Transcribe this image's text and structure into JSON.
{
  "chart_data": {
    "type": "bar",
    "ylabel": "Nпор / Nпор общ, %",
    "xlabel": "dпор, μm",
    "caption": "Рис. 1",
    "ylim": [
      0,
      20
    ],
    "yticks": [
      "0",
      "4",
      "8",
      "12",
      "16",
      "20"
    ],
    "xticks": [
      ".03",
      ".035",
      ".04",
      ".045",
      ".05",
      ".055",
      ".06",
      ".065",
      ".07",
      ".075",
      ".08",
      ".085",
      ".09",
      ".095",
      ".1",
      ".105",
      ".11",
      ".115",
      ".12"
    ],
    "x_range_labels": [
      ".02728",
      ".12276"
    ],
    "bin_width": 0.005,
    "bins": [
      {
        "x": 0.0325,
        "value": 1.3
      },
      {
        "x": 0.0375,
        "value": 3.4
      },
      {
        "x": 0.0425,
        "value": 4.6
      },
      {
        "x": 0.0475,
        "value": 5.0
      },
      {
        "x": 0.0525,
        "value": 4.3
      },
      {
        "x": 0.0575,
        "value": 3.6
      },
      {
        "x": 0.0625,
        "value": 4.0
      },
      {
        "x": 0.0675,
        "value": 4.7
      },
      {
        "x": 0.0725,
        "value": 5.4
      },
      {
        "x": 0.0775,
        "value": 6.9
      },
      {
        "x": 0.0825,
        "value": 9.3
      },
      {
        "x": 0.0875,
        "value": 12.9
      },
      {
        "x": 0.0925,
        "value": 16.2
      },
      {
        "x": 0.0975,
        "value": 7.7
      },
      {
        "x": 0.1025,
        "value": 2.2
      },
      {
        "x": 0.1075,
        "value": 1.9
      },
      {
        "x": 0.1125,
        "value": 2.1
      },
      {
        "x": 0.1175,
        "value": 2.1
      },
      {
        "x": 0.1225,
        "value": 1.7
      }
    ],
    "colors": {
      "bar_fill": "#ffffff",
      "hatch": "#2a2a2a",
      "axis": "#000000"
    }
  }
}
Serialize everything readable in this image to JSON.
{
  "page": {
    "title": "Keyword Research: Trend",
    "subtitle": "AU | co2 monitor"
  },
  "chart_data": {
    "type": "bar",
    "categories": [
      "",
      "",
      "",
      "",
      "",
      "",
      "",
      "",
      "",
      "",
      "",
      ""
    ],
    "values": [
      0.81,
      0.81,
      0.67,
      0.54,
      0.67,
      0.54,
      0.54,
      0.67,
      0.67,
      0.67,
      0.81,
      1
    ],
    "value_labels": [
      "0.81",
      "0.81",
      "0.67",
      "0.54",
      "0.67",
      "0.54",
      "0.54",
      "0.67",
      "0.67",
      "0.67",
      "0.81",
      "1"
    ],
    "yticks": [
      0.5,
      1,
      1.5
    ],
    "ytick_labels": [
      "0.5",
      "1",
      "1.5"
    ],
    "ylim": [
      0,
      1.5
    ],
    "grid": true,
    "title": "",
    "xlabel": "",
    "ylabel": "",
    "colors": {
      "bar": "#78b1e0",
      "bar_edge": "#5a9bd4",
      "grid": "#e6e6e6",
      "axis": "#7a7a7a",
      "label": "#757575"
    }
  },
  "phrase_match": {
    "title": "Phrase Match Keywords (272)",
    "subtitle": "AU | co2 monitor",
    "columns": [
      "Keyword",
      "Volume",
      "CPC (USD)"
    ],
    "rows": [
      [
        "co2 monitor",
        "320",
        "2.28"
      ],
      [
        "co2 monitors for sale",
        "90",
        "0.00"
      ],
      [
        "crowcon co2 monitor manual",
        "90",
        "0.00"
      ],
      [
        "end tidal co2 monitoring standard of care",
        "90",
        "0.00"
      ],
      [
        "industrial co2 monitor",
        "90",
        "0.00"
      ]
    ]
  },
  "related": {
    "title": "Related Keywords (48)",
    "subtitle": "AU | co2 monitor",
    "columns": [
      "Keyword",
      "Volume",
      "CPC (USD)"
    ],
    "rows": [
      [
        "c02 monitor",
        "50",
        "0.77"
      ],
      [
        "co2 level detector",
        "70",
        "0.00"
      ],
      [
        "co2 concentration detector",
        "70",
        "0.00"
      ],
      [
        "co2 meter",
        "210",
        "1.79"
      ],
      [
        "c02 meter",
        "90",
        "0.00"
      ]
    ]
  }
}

■ Your task
Pull out all lines from the entries above that include the word "Keywords".

■ Output for this exercise
    "title": "Phrase Match Keywords (272)",
    "title": "Related Keywords (48)",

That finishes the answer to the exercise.